-- begin MATERIALS PROVIDED --

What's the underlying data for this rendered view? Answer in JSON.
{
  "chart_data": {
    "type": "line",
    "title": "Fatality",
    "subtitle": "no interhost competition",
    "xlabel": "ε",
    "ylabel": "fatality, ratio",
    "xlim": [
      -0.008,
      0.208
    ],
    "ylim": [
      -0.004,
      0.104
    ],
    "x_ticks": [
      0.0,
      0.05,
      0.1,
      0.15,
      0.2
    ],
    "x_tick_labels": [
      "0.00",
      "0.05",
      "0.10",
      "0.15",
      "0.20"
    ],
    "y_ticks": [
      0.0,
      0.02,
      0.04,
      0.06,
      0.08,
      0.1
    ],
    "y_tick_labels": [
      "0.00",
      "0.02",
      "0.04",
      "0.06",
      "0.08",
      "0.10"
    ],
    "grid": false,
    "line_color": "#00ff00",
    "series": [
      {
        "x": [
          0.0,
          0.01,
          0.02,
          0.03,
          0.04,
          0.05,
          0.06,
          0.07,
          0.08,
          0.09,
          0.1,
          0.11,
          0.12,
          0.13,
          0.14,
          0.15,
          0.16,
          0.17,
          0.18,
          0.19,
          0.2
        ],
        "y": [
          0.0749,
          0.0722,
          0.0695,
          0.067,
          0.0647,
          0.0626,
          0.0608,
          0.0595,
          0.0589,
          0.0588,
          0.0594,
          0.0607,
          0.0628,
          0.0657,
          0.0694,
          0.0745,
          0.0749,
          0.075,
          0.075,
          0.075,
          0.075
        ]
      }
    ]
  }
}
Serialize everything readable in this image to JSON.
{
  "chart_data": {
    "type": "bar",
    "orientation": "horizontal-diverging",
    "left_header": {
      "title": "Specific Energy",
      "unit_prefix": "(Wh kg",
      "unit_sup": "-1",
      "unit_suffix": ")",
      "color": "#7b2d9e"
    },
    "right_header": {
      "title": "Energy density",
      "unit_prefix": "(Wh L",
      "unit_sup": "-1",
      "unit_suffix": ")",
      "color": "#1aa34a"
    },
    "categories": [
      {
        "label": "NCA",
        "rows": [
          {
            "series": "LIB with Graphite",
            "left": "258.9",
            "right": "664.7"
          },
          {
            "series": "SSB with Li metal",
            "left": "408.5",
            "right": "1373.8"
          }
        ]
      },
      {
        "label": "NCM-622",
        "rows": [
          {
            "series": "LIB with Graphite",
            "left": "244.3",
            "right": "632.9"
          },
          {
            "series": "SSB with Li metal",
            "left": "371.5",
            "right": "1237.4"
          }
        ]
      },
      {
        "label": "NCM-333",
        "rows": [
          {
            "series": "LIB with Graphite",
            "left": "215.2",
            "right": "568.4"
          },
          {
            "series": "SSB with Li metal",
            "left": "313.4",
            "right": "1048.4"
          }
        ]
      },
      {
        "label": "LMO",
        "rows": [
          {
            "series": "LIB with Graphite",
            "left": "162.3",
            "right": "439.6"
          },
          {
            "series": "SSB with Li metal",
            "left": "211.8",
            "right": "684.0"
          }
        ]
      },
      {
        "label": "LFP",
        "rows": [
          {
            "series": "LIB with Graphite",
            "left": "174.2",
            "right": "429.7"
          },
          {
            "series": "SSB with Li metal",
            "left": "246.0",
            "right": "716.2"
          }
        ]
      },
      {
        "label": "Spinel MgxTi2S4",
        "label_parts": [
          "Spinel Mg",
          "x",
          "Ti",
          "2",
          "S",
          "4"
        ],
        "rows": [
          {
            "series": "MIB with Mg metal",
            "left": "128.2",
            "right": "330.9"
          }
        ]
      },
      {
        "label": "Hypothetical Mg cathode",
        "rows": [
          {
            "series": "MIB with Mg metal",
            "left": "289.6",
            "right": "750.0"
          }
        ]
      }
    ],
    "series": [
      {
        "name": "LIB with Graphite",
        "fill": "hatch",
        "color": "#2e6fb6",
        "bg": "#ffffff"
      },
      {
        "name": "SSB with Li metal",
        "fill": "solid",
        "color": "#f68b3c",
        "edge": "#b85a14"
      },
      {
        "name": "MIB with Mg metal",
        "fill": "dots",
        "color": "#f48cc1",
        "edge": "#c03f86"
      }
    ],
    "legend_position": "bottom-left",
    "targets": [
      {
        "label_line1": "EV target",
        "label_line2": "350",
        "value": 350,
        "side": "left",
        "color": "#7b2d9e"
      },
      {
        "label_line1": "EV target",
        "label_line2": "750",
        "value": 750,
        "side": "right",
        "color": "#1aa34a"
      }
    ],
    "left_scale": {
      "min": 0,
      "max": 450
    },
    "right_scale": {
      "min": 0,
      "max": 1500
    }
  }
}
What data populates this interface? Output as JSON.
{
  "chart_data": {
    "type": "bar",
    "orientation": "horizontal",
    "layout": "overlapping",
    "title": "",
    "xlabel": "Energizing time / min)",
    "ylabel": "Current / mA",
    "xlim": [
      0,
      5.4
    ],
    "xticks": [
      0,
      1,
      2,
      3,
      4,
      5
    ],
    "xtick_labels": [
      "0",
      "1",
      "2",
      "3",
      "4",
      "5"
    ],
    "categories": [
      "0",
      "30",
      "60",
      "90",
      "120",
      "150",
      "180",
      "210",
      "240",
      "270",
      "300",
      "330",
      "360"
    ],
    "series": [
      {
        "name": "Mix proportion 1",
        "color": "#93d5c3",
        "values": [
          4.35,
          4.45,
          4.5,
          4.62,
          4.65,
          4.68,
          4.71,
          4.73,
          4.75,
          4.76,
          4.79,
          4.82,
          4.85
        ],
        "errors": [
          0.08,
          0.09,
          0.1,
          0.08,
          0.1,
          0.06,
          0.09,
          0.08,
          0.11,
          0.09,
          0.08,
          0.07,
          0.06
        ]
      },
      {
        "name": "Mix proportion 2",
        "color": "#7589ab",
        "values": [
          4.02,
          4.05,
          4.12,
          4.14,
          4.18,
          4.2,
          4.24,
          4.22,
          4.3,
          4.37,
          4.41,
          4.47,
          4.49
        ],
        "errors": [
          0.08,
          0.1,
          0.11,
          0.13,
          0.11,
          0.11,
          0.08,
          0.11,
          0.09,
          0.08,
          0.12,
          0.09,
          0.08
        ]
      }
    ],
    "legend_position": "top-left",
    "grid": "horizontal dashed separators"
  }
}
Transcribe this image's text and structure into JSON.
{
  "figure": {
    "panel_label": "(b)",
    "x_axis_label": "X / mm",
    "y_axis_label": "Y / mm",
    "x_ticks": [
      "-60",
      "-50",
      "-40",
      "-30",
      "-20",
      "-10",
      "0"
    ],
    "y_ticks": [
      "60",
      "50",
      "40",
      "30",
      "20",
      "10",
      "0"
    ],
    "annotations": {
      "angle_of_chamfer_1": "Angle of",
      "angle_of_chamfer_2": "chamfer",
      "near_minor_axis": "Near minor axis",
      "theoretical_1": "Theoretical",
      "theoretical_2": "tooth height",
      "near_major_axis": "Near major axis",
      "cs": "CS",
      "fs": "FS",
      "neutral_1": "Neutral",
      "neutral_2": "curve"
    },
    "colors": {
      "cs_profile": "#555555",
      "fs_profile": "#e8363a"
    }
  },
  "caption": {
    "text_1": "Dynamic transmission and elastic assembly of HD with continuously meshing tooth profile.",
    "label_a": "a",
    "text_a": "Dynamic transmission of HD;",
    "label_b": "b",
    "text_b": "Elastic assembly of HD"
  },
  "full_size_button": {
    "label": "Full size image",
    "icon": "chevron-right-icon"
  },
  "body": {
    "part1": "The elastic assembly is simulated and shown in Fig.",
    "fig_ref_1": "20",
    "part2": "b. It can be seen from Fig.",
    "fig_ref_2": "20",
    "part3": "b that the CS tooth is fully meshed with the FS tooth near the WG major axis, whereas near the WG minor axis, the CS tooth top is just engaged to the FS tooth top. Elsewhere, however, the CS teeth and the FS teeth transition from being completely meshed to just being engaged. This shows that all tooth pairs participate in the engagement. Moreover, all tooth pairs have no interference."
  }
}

-- end MATERIALS PROVIDED --

• GOAL: From the data, collect all lines where the string "grid" appears.

• WRITTEN ANSWER:
    "grid": false,
    "grid": "horizontal dashed separators"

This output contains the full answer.